[Data extracted from a collection]
============

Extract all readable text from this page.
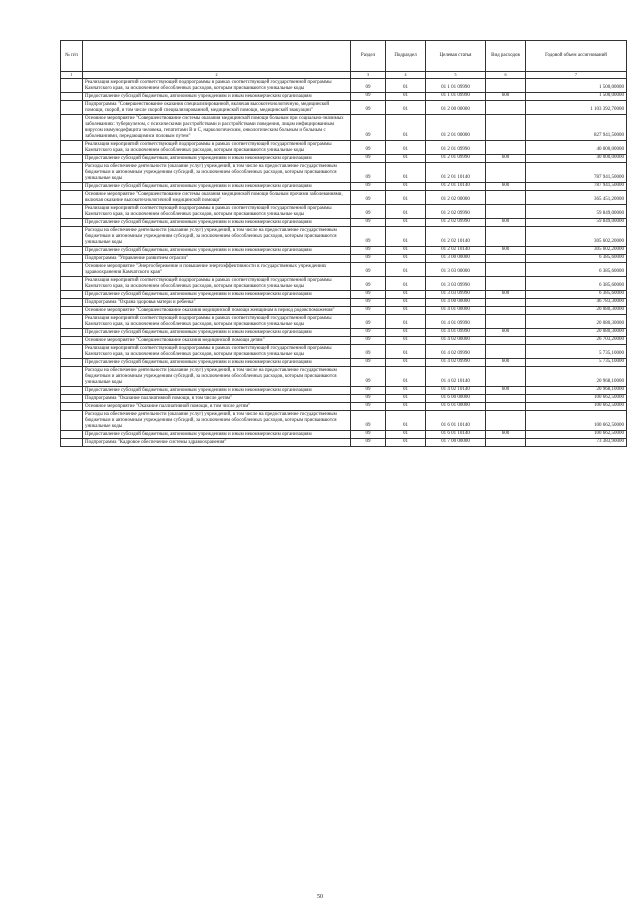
№ п/п		Раздел	Подраздел	Целевая статья	Вид расходов	Годовой объем ассигнований
1	2	3	4	5	6	7
	Реализация мероприятий соответствующей подпрограммы в рамках соответствующей государственной программы Камчатского края, за исключением обособленных расходов, которым присваиваются уникальные коды	09	01	01 1 01 09990		1 500,00000
	Предоставление субсидий бюджетным, автономным учреждениям и иным некоммерческим организациям	09	01	01 1 01 09990	600	1 500,00000
	Подпрограмма "Совершенствование оказания специализированной, включая высокотехнологичную, медицинской помощи, скорой, в том числе скорой специализированной, медицинской помощи, медицинской эвакуации"	09	01	01 2 00 00000		1 103 392,70000
	Основное мероприятие "Совершенствование системы оказания медицинской помощи больным при социально-значимых заболеваниях: туберкулезом, с психическими расстройствами и расстройствами поведения, лицам инфицированным вирусом иммунодефицита человека, гепатитами В и С, наркологическим, онкологическим больным и больным с заболеваниями, передающимися половым путем"	09	01	01 2 01 00000		827 941,50000
	Реализация мероприятий соответствующей подпрограммы в рамках соответствующей государственной программы Камчатского края, за исключением обособленных расходов, которым присваиваются уникальные коды	09	01	01 2 01 09990		40 000,00000
	Предоставление субсидий бюджетным, автономным учреждениям и иным некоммерческим организациям	09	01	01 2 01 09990	600	40 000,00000
	Расходы на обеспечение деятельности (оказание услуг) учреждений, в том числе на предоставление государственным бюджетным и автономным учреждениям субсидий, за исключением обособленных расходов, которым присваиваются уникальные коды	09	01	01 2 01 10140		787 941,50000
	Предоставление субсидий бюджетным, автономным учреждениям и иным некоммерческим организациям	09	01	01 2 01 10140	600	787 941,50000
	Основное мероприятие "Совершенствование системы оказания медицинской помощи больным прочими заболеваниями, включая оказание высокотехнологичной медицинской помощи"	09	01	01 2 02 00000		365 451,20000
	Реализация мероприятий соответствующей подпрограммы в рамках соответствующей государственной программы Камчатского края, за исключением обособленных расходов, которым присваиваются уникальные коды	09	01	01 2 02 09990		59 849,00000
	Предоставление субсидий бюджетным, автономным учреждениям и иным некоммерческим организациям	09	01	01 2 02 09990	600	59 849,00000
	Расходы на обеспечение деятельности (оказание услуг) учреждений, в том числе на предоставление государственным бюджетным и автономным учреждениям субсидий, за исключением обособленных расходов, которым присваиваются уникальные коды	09	01	01 2 02 10140		305 602,20000
	Предоставление субсидий бюджетным, автономным учреждениям и иным некоммерческим организациям	09	01	01 2 02 10140	600	305 602,20000
	Подпрограмма "Управление развитием отрасли"	09	01	01 3 00 00000		6 385,60000
	Основное мероприятие "Энергосбережение и повышение энергоэффективности в государственных учреждениях здравоохранения Камчатского края"	09	01	01 3 03 00000		6 385,60000
	Реализация мероприятий соответствующей подпрограммы в рамках соответствующей государственной программы Камчатского края, за исключением обособленных расходов, которым присваиваются уникальные коды	09	01	01 3 03 09990		6 385,60000
	Предоставление субсидий бюджетным, автономным учреждениям и иным некоммерческим организациям	09	01	01 3 03 09990	600	6 385,60000
	Подпрограмма "Охрана здоровья матери и ребенка"	09	01	01 4 00 00000		46 783,30000
	Основное мероприятие "Совершенствование оказания медицинской помощи женщинам в период родовспоможения"	09	01	01 4 01 00000		20 080,30000
	Реализация мероприятий соответствующей подпрограммы в рамках соответствующей государственной программы Камчатского края, за исключением обособленных расходов, которым присваиваются уникальные коды	09	01	01 4 01 09990		20 080,30000
	Предоставление субсидий бюджетным, автономным учреждениям и иным некоммерческим организациям	09	01	01 4 01 09990	600	20 080,30000
	Основное мероприятие "Совершенствование оказания медицинской помощи детям"	09	01	01 4 02 00000		26 703,20000
	Реализация мероприятий соответствующей подпрограммы в рамках соответствующей государственной программы Камчатского края, за исключением обособленных расходов, которым присваиваются уникальные коды	09	01	01 4 02 09990		5 735,10000
	Предоставление субсидий бюджетным, автономным учреждениям и иным некоммерческим организациям	09	01	01 4 02 09990	600	5 735,10000
	Расходы на обеспечение деятельности (оказание услуг) учреждений, в том числе на предоставление государственным бюджетным и автономным учреждениям субсидий, за исключением обособленных расходов, которым присваиваются уникальные коды	09	01	01 4 02 10140		20 968,10000
	Предоставление субсидий бюджетным, автономным учреждениям и иным некоммерческим организациям	09	01	01 4 02 10140	600	20 968,10000
	Подпрограмма "Оказание паллиативной помощи, в том числе детям"	09	01	01 6 00 00000		100 662,50000
	Основное мероприятие "Оказание паллиативной помощи, в том числе детям"	09	01	01 6 01 00000		100 662,50000
	Расходы на обеспечение деятельности (оказание услуг) учреждений, в том числе на предоставление государственным бюджетным и автономным учреждениям субсидий, за исключением обособленных расходов, которым присваиваются уникальные коды	09	01	01 6 01 10140		100 662,50000
	Предоставление субсидий бюджетным, автономным учреждениям и иным некоммерческим организациям	09	01	01 6 01 10140	600	100 662,50000
	Подпрограмма "Кадровое обеспечение системы здравоохранения"	09	01	01 7 00 00000		73 383,90000
50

============

TO DO: Repeat the material above verbatim, with no pictures in the output.

TASK RESPONSE:
Extract all readable text from this page.
№ п/п		Раздел	Подраздел	Целевая статья	Вид расходов	Годовой объем ассигнований
1	2	3	4	5	6	7
	Реализация мероприятий соответствующей подпрограммы в рамках соответствующей государственной программы Камчатского края, за исключением обособленных расходов, которым присваиваются уникальные коды	09	01	01 1 01 09990		1 500,00000
	Предоставление субсидий бюджетным, автономным учреждениям и иным некоммерческим организациям	09	01	01 1 01 09990	600	1 500,00000
	Подпрограмма "Совершенствование оказания специализированной, включая высокотехнологичную, медицинской помощи, скорой, в том числе скорой специализированной, медицинской помощи, медицинской эвакуации"	09	01	01 2 00 00000		1 103 392,70000
	Основное мероприятие "Совершенствование системы оказания медицинской помощи больным при социально-значимых заболеваниях: туберкулезом, с психическими расстройствами и расстройствами поведения, лицам инфицированным вирусом иммунодефицита человека, гепатитами В и С, наркологическим, онкологическим больным и больным с заболеваниями, передающимися половым путем"	09	01	01 2 01 00000		827 941,50000
	Реализация мероприятий соответствующей подпрограммы в рамках соответствующей государственной программы Камчатского края, за исключением обособленных расходов, которым присваиваются уникальные коды	09	01	01 2 01 09990		40 000,00000
	Предоставление субсидий бюджетным, автономным учреждениям и иным некоммерческим организациям	09	01	01 2 01 09990	600	40 000,00000
	Расходы на обеспечение деятельности (оказание услуг) учреждений, в том числе на предоставление государственным бюджетным и автономным учреждениям субсидий, за исключением обособленных расходов, которым присваиваются уникальные коды	09	01	01 2 01 10140		787 941,50000
	Предоставление субсидий бюджетным, автономным учреждениям и иным некоммерческим организациям	09	01	01 2 01 10140	600	787 941,50000
	Основное мероприятие "Совершенствование системы оказания медицинской помощи больным прочими заболеваниями, включая оказание высокотехнологичной медицинской помощи"	09	01	01 2 02 00000		365 451,20000
	Реализация мероприятий соответствующей подпрограммы в рамках соответствующей государственной программы Камчатского края, за исключением обособленных расходов, которым присваиваются уникальные коды	09	01	01 2 02 09990		59 849,00000
	Предоставление субсидий бюджетным, автономным учреждениям и иным некоммерческим организациям	09	01	01 2 02 09990	600	59 849,00000
	Расходы на обеспечение деятельности (оказание услуг) учреждений, в том числе на предоставление государственным бюджетным и автономным учреждениям субсидий, за исключением обособленных расходов, которым присваиваются уникальные коды	09	01	01 2 02 10140		305 602,20000
	Предоставление субсидий бюджетным, автономным учреждениям и иным некоммерческим организациям	09	01	01 2 02 10140	600	305 602,20000
	Подпрограмма "Управление развитием отрасли"	09	01	01 3 00 00000		6 385,60000
	Основное мероприятие "Энергосбережение и повышение энергоэффективности в государственных учреждениях здравоохранения Камчатского края"	09	01	01 3 03 00000		6 385,60000
	Реализация мероприятий соответствующей подпрограммы в рамках соответствующей государственной программы Камчатского края, за исключением обособленных расходов, которым присваиваются уникальные коды	09	01	01 3 03 09990		6 385,60000
	Предоставление субсидий бюджетным, автономным учреждениям и иным некоммерческим организациям	09	01	01 3 03 09990	600	6 385,60000
	Подпрограмма "Охрана здоровья матери и ребенка"	09	01	01 4 00 00000		46 783,30000
	Основное мероприятие "Совершенствование оказания медицинской помощи женщинам в период родовспоможения"	09	01	01 4 01 00000		20 080,30000
	Реализация мероприятий соответствующей подпрограммы в рамках соответствующей государственной программы Камчатского края, за исключением обособленных расходов, которым присваиваются уникальные коды	09	01	01 4 01 09990		20 080,30000
	Предоставление субсидий бюджетным, автономным учреждениям и иным некоммерческим организациям	09	01	01 4 01 09990	600	20 080,30000
	Основное мероприятие "Совершенствование оказания медицинской помощи детям"	09	01	01 4 02 00000		26 703,20000
	Реализация мероприятий соответствующей подпрограммы в рамках соответствующей государственной программы Камчатского края, за исключением обособленных расходов, которым присваиваются уникальные коды	09	01	01 4 02 09990		5 735,10000
	Предоставление субсидий бюджетным, автономным учреждениям и иным некоммерческим организациям	09	01	01 4 02 09990	600	5 735,10000
	Расходы на обеспечение деятельности (оказание услуг) учреждений, в том числе на предоставление государственным бюджетным и автономным учреждениям субсидий, за исключением обособленных расходов, которым присваиваются уникальные коды	09	01	01 4 02 10140		20 968,10000
	Предоставление субсидий бюджетным, автономным учреждениям и иным некоммерческим организациям	09	01	01 4 02 10140	600	20 968,10000
	Подпрограмма "Оказание паллиативной помощи, в том числе детям"	09	01	01 6 00 00000		100 662,50000
	Основное мероприятие "Оказание паллиативной помощи, в том числе детям"	09	01	01 6 01 00000		100 662,50000
	Расходы на обеспечение деятельности (оказание услуг) учреждений, в том числе на предоставление государственным бюджетным и автономным учреждениям субсидий, за исключением обособленных расходов, которым присваиваются уникальные коды	09	01	01 6 01 10140		100 662,50000
	Предоставление субсидий бюджетным, автономным учреждениям и иным некоммерческим организациям	09	01	01 6 01 10140	600	100 662,50000
	Подпрограмма "Кадровое обеспечение системы здравоохранения"	09	01	01 7 00 00000		73 383,90000
50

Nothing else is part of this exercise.